*Objective:*
Return the records word for word. Any pictures in them are not part of the copy.

*Data supplied:*
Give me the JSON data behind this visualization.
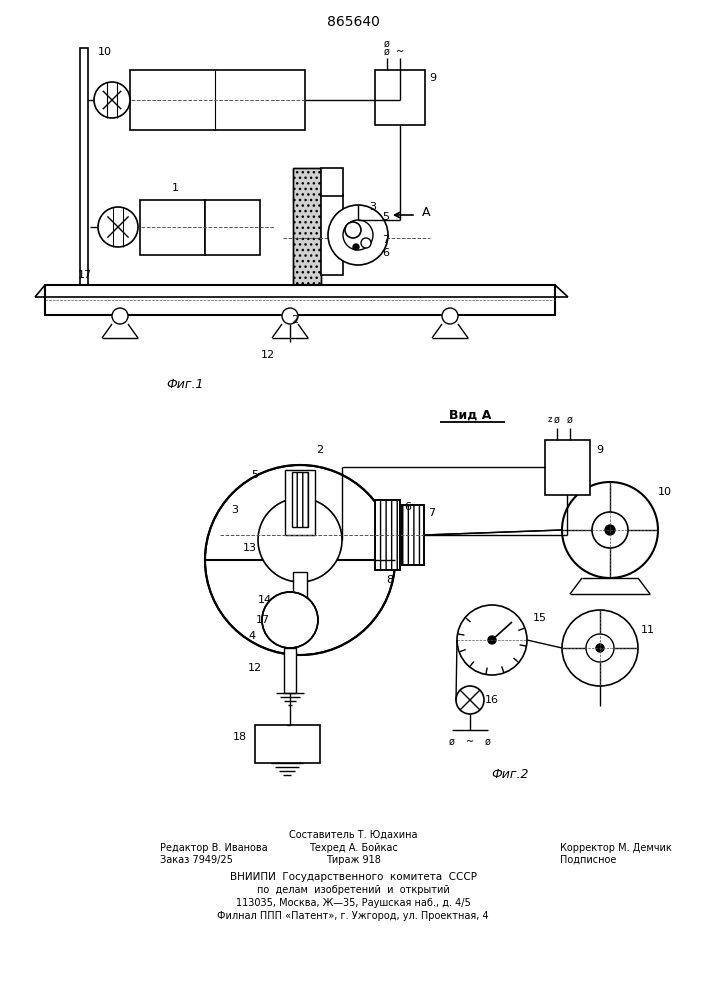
{
  "title": "865640",
  "fig1_label": "Фиг.1",
  "fig2_label": "Фиг.2",
  "vid_a_label": "Вид A",
  "background": "#ffffff",
  "footer_col1_line1": "Редактор В. Иванова",
  "footer_col1_line2": "Заказ 7949/25",
  "footer_col2_line0": "Составитель Т. Юдахина",
  "footer_col2_line1": "Техред А. Бойкас",
  "footer_col2_line2": "Тираж 918",
  "footer_col3_line1": "Корректор М. Демчик",
  "footer_col3_line2": "Подписное",
  "footer_vniip1": "ВНИИПИ  Государственного  комитета  СССР",
  "footer_vniip2": "по  делам  изобретений  и  открытий",
  "footer_vniip3": "113035, Москва, Ж—35, Раушская наб., д. 4/5",
  "footer_vniip4": "Филнал ППП «Патент», г. Ужгород, ул. Проектная, 4"
}
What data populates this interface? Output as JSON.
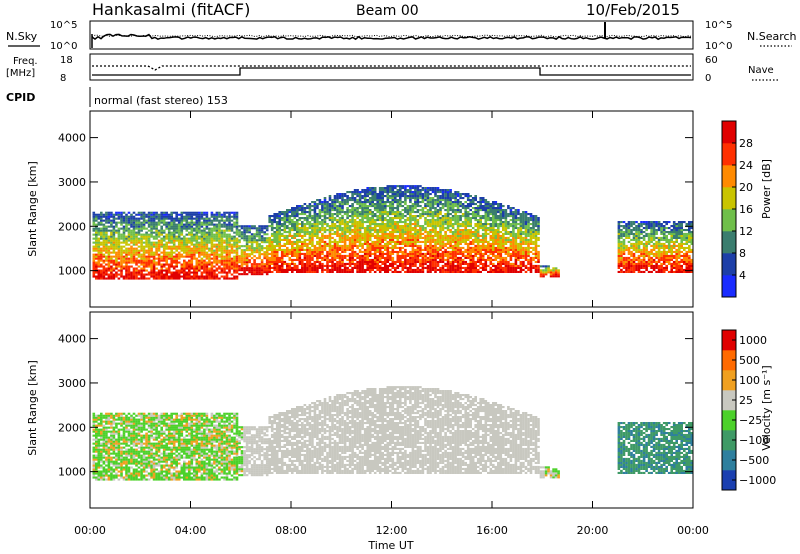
{
  "header": {
    "station": "Hankasalmi (fitACF)",
    "beam": "Beam 00",
    "date": "10/Feb/2015"
  },
  "noise_panel": {
    "left_label": "N.Sky",
    "right_label": "N.Search",
    "left_ticks": [
      "10^5",
      "10^0"
    ],
    "right_ticks": [
      "10^5",
      "10^0"
    ]
  },
  "freq_panel": {
    "left_label_1": "Freq.",
    "left_label_2": "[MHz]",
    "right_label": "Nave",
    "left_ticks": [
      "18",
      "8"
    ],
    "right_ticks": [
      "60",
      "0"
    ]
  },
  "cpid_panel": {
    "label": "CPID",
    "text": "normal (fast stereo) 153"
  },
  "chart_data": [
    {
      "type": "heatmap",
      "name": "power",
      "ylabel": "Slant Range [km]",
      "yticks": [
        1000,
        2000,
        3000,
        4000
      ],
      "ylim": [
        180,
        4600
      ],
      "xlim": [
        0,
        24
      ],
      "colorbar_label": "Power [dB]",
      "colorbar_ticks": [
        "4",
        "8",
        "12",
        "16",
        "20",
        "24",
        "28"
      ],
      "colors": [
        "#1a2cff",
        "#1d3fa8",
        "#3a7d6e",
        "#6fbf4a",
        "#c9c400",
        "#ff8a00",
        "#ff3000",
        "#e00000"
      ]
    },
    {
      "type": "heatmap",
      "name": "velocity",
      "ylabel": "Slant Range [km]",
      "yticks": [
        1000,
        2000,
        3000,
        4000
      ],
      "ylim": [
        180,
        4600
      ],
      "xlim": [
        0,
        24
      ],
      "xlabel": "Time UT",
      "xticks": [
        "00:00",
        "04:00",
        "08:00",
        "12:00",
        "16:00",
        "20:00",
        "00:00"
      ],
      "colorbar_label": "Velocity [m s⁻¹]",
      "colorbar_ticks": [
        "1000",
        "500",
        "100",
        "25",
        "−25",
        "−100",
        "−500",
        "−1000"
      ],
      "colors": [
        "#1a3fb0",
        "#2e7f9e",
        "#3f9a66",
        "#4cd12a",
        "#c8c8c0",
        "#f0a020",
        "#ff6a00",
        "#e00000"
      ]
    }
  ]
}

*Full solution:*
Give me the JSON data behind this visualization.
{
  "title": "865640",
  "fig1_label": "Фиг.1",
  "fig2_label": "Фиг.2",
  "vid_a_label": "Вид A",
  "background": "#ffffff",
  "footer_col1_line1": "Редактор В. Иванова",
  "footer_col1_line2": "Заказ 7949/25",
  "footer_col2_line0": "Составитель Т. Юдахина",
  "footer_col2_line1": "Техред А. Бойкас",
  "footer_col2_line2": "Тираж 918",
  "footer_col3_line1": "Корректор М. Демчик",
  "footer_col3_line2": "Подписное",
  "footer_vniip1": "ВНИИПИ  Государственного  комитета  СССР",
  "footer_vniip2": "по  делам  изобретений  и  открытий",
  "footer_vniip3": "113035, Москва, Ж—35, Раушская наб., д. 4/5",
  "footer_vniip4": "Филнал ППП «Патент», г. Ужгород, ул. Проектная, 4"
}
What data populates this interface? Output as JSON.
{
  "header": {
    "station": "Hankasalmi (fitACF)",
    "beam": "Beam 00",
    "date": "10/Feb/2015"
  },
  "noise_panel": {
    "left_label": "N.Sky",
    "right_label": "N.Search",
    "left_ticks": [
      "10^5",
      "10^0"
    ],
    "right_ticks": [
      "10^5",
      "10^0"
    ]
  },
  "freq_panel": {
    "left_label_1": "Freq.",
    "left_label_2": "[MHz]",
    "right_label": "Nave",
    "left_ticks": [
      "18",
      "8"
    ],
    "right_ticks": [
      "60",
      "0"
    ]
  },
  "cpid_panel": {
    "label": "CPID",
    "text": "normal (fast stereo) 153"
  },
  "chart_data": [
    {
      "type": "heatmap",
      "name": "power",
      "ylabel": "Slant Range [km]",
      "yticks": [
        1000,
        2000,
        3000,
        4000
      ],
      "ylim": [
        180,
        4600
      ],
      "xlim": [
        0,
        24
      ],
      "colorbar_label": "Power [dB]",
      "colorbar_ticks": [
        "4",
        "8",
        "12",
        "16",
        "20",
        "24",
        "28"
      ],
      "colors": [
        "#1a2cff",
        "#1d3fa8",
        "#3a7d6e",
        "#6fbf4a",
        "#c9c400",
        "#ff8a00",
        "#ff3000",
        "#e00000"
      ]
    },
    {
      "type": "heatmap",
      "name": "velocity",
      "ylabel": "Slant Range [km]",
      "yticks": [
        1000,
        2000,
        3000,
        4000
      ],
      "ylim": [
        180,
        4600
      ],
      "xlim": [
        0,
        24
      ],
      "xlabel": "Time UT",
      "xticks": [
        "00:00",
        "04:00",
        "08:00",
        "12:00",
        "16:00",
        "20:00",
        "00:00"
      ],
      "colorbar_label": "Velocity [m s⁻¹]",
      "colorbar_ticks": [
        "1000",
        "500",
        "100",
        "25",
        "−25",
        "−100",
        "−500",
        "−1000"
      ],
      "colors": [
        "#1a3fb0",
        "#2e7f9e",
        "#3f9a66",
        "#4cd12a",
        "#c8c8c0",
        "#f0a020",
        "#ff6a00",
        "#e00000"
      ]
    }
  ]
}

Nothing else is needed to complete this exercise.